- STATED TASK
Would you write out the entries below, every one of them, exactly?
◇ ◇ ◇ ◇ ◇ ◇ ◇
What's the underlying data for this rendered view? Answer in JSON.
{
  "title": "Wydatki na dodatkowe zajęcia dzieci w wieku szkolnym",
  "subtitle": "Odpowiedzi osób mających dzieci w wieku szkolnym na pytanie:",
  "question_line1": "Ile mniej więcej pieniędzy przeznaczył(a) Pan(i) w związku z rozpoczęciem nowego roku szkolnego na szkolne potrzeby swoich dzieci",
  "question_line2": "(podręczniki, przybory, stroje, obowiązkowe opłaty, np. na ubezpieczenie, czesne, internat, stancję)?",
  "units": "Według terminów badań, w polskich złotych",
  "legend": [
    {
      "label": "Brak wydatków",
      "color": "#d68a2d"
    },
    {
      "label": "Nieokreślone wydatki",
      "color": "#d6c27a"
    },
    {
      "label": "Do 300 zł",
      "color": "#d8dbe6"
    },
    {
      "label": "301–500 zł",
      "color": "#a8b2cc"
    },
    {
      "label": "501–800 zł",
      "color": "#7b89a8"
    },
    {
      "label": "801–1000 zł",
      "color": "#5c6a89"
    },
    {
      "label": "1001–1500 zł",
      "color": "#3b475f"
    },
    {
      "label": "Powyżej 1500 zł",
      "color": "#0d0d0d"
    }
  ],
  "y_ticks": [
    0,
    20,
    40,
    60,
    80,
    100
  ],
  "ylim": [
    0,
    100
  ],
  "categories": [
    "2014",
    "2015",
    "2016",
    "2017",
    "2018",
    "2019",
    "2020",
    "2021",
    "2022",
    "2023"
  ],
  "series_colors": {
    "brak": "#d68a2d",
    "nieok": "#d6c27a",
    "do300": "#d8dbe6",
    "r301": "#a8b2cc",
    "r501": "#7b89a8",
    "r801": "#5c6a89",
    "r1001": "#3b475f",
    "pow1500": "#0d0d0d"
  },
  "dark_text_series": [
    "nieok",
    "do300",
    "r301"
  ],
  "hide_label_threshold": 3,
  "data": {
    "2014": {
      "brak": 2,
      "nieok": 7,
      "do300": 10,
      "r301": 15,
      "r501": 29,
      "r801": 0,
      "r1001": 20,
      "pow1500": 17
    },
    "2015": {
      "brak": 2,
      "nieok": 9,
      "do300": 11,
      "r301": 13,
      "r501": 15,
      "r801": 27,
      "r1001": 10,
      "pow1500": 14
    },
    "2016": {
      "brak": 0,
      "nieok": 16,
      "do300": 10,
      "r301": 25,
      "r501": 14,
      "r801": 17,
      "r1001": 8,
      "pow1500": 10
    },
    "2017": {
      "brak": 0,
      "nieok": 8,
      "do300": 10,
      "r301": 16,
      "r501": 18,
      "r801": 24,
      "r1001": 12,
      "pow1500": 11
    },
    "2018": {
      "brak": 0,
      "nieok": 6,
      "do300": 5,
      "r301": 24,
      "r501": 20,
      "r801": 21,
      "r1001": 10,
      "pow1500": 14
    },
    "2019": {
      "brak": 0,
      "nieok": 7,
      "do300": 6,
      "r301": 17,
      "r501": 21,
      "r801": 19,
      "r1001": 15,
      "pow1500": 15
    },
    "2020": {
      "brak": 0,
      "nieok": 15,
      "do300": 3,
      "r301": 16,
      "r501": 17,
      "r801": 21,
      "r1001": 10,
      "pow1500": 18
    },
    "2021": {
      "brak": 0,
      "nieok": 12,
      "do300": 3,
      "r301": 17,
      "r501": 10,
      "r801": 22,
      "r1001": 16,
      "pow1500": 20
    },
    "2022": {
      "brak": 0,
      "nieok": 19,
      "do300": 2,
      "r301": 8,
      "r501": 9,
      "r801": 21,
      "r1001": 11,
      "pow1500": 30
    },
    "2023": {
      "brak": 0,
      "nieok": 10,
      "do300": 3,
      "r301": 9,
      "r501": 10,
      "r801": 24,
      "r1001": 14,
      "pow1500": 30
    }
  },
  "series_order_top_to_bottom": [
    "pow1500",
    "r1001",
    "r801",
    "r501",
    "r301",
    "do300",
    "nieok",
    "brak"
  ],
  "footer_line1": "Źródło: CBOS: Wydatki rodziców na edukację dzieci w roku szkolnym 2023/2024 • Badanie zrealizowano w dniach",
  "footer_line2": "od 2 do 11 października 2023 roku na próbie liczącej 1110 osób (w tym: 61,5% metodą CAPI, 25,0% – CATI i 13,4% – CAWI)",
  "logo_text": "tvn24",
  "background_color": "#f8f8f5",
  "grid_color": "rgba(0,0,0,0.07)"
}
◇ ◇ ◇ ◇ ◇ ◇ ◇
- TASK OUTPUT
What's the underlying data for this rendered view? Answer in JSON.
{
  "title": "Wydatki na dodatkowe zajęcia dzieci w wieku szkolnym",
  "subtitle": "Odpowiedzi osób mających dzieci w wieku szkolnym na pytanie:",
  "question_line1": "Ile mniej więcej pieniędzy przeznaczył(a) Pan(i) w związku z rozpoczęciem nowego roku szkolnego na szkolne potrzeby swoich dzieci",
  "question_line2": "(podręczniki, przybory, stroje, obowiązkowe opłaty, np. na ubezpieczenie, czesne, internat, stancję)?",
  "units": "Według terminów badań, w polskich złotych",
  "legend": [
    {
      "label": "Brak wydatków",
      "color": "#d68a2d"
    },
    {
      "label": "Nieokreślone wydatki",
      "color": "#d6c27a"
    },
    {
      "label": "Do 300 zł",
      "color": "#d8dbe6"
    },
    {
      "label": "301–500 zł",
      "color": "#a8b2cc"
    },
    {
      "label": "501–800 zł",
      "color": "#7b89a8"
    },
    {
      "label": "801–1000 zł",
      "color": "#5c6a89"
    },
    {
      "label": "1001–1500 zł",
      "color": "#3b475f"
    },
    {
      "label": "Powyżej 1500 zł",
      "color": "#0d0d0d"
    }
  ],
  "y_ticks": [
    0,
    20,
    40,
    60,
    80,
    100
  ],
  "ylim": [
    0,
    100
  ],
  "categories": [
    "2014",
    "2015",
    "2016",
    "2017",
    "2018",
    "2019",
    "2020",
    "2021",
    "2022",
    "2023"
  ],
  "series_colors": {
    "brak": "#d68a2d",
    "nieok": "#d6c27a",
    "do300": "#d8dbe6",
    "r301": "#a8b2cc",
    "r501": "#7b89a8",
    "r801": "#5c6a89",
    "r1001": "#3b475f",
    "pow1500": "#0d0d0d"
  },
  "dark_text_series": [
    "nieok",
    "do300",
    "r301"
  ],
  "hide_label_threshold": 3,
  "data": {
    "2014": {
      "brak": 2,
      "nieok": 7,
      "do300": 10,
      "r301": 15,
      "r501": 29,
      "r801": 0,
      "r1001": 20,
      "pow1500": 17
    },
    "2015": {
      "brak": 2,
      "nieok": 9,
      "do300": 11,
      "r301": 13,
      "r501": 15,
      "r801": 27,
      "r1001": 10,
      "pow1500": 14
    },
    "2016": {
      "brak": 0,
      "nieok": 16,
      "do300": 10,
      "r301": 25,
      "r501": 14,
      "r801": 17,
      "r1001": 8,
      "pow1500": 10
    },
    "2017": {
      "brak": 0,
      "nieok": 8,
      "do300": 10,
      "r301": 16,
      "r501": 18,
      "r801": 24,
      "r1001": 12,
      "pow1500": 11
    },
    "2018": {
      "brak": 0,
      "nieok": 6,
      "do300": 5,
      "r301": 24,
      "r501": 20,
      "r801": 21,
      "r1001": 10,
      "pow1500": 14
    },
    "2019": {
      "brak": 0,
      "nieok": 7,
      "do300": 6,
      "r301": 17,
      "r501": 21,
      "r801": 19,
      "r1001": 15,
      "pow1500": 15
    },
    "2020": {
      "brak": 0,
      "nieok": 15,
      "do300": 3,
      "r301": 16,
      "r501": 17,
      "r801": 21,
      "r1001": 10,
      "pow1500": 18
    },
    "2021": {
      "brak": 0,
      "nieok": 12,
      "do300": 3,
      "r301": 17,
      "r501": 10,
      "r801": 22,
      "r1001": 16,
      "pow1500": 20
    },
    "2022": {
      "brak": 0,
      "nieok": 19,
      "do300": 2,
      "r301": 8,
      "r501": 9,
      "r801": 21,
      "r1001": 11,
      "pow1500": 30
    },
    "2023": {
      "brak": 0,
      "nieok": 10,
      "do300": 3,
      "r301": 9,
      "r501": 10,
      "r801": 24,
      "r1001": 14,
      "pow1500": 30
    }
  },
  "series_order_top_to_bottom": [
    "pow1500",
    "r1001",
    "r801",
    "r501",
    "r301",
    "do300",
    "nieok",
    "brak"
  ],
  "footer_line1": "Źródło: CBOS: Wydatki rodziców na edukację dzieci w roku szkolnym 2023/2024 • Badanie zrealizowano w dniach",
  "footer_line2": "od 2 do 11 października 2023 roku na próbie liczącej 1110 osób (w tym: 61,5% metodą CAPI, 25,0% – CATI i 13,4% – CAWI)",
  "logo_text": "tvn24",
  "background_color": "#f8f8f5",
  "grid_color": "rgba(0,0,0,0.07)"
}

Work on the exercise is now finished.